____ Provided entries

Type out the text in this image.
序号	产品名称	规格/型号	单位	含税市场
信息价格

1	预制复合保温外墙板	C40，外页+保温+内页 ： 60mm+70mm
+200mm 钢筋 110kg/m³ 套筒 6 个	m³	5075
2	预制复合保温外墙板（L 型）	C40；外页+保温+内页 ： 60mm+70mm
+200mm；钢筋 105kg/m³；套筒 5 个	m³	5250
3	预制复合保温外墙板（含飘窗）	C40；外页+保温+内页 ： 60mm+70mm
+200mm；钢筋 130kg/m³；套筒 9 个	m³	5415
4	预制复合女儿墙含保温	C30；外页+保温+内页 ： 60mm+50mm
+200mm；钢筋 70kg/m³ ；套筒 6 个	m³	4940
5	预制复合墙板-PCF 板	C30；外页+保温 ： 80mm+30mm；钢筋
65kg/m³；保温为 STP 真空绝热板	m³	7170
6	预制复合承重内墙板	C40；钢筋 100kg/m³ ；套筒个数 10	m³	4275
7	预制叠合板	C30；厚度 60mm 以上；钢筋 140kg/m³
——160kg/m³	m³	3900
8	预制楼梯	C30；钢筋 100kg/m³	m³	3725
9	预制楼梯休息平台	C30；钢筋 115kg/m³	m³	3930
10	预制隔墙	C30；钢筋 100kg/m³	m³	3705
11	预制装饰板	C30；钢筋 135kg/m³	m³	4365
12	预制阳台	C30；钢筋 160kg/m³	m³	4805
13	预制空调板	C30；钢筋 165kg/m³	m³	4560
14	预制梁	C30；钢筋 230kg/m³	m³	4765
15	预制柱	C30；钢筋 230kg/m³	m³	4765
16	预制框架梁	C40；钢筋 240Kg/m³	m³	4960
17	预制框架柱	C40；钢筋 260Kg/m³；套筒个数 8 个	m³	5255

________
____ Provided entries

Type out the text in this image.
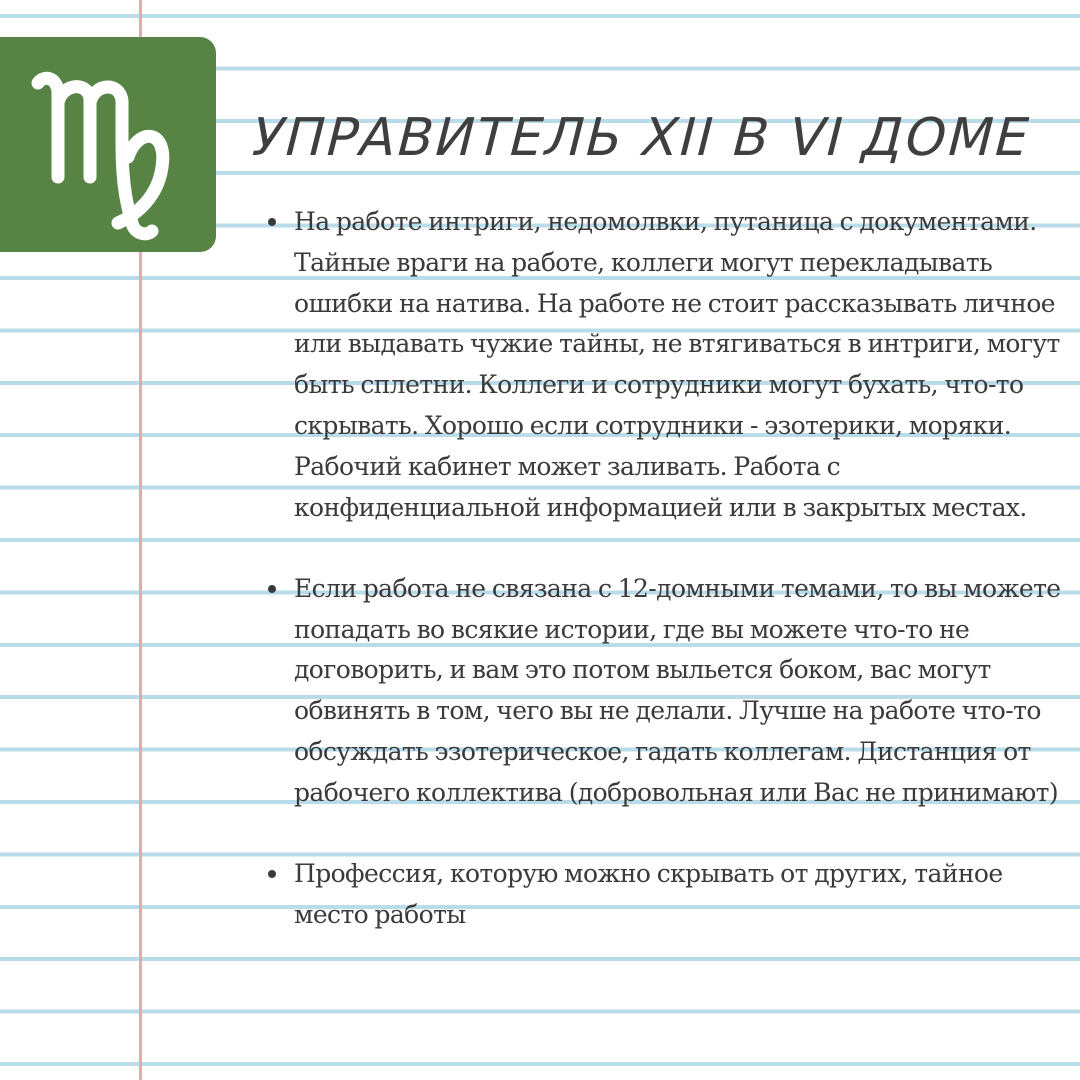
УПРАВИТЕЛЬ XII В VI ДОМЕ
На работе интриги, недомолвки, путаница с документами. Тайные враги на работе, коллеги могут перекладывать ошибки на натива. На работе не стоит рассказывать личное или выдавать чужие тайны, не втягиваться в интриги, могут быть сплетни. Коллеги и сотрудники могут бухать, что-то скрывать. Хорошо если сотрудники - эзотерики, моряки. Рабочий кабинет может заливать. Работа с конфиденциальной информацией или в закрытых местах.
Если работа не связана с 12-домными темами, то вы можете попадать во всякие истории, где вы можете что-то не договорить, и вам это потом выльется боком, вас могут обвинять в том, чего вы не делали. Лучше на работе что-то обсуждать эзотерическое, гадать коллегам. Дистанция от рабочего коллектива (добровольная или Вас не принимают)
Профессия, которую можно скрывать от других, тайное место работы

________
____ Provided entries

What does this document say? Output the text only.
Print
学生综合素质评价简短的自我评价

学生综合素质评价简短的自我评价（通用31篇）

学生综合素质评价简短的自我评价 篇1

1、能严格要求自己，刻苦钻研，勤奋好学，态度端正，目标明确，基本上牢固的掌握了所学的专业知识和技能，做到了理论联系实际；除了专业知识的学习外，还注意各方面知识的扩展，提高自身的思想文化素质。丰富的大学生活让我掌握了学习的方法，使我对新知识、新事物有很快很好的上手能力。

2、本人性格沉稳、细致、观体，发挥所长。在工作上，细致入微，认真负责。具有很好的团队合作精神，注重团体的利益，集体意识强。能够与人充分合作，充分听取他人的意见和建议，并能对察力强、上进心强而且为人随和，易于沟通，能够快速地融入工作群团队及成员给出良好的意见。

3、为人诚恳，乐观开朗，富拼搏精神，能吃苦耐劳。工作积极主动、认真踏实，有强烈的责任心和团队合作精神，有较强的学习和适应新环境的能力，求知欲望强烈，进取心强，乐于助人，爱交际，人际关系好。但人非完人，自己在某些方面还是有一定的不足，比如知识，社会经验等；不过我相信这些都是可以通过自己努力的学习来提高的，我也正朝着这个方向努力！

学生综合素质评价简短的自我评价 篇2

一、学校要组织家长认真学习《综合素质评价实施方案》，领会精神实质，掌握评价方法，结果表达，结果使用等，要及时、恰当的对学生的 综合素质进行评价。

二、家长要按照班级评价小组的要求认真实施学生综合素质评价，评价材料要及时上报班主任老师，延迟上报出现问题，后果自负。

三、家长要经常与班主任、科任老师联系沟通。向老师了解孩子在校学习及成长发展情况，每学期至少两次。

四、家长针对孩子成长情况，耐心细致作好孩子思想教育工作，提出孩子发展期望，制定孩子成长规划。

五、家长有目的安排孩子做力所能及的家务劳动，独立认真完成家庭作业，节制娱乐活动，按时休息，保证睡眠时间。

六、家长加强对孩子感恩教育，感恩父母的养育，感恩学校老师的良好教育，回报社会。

________

What is needed:
Isolate the lines above that contain the word "学生综合素质评价简短的自我评价" and copy them.

Final result:
学生综合素质评价简短的自我评价
学生综合素质评价简短的自我评价（通用31篇）
学生综合素质评价简短的自我评价 篇1
学生综合素质评价简短的自我评价 篇2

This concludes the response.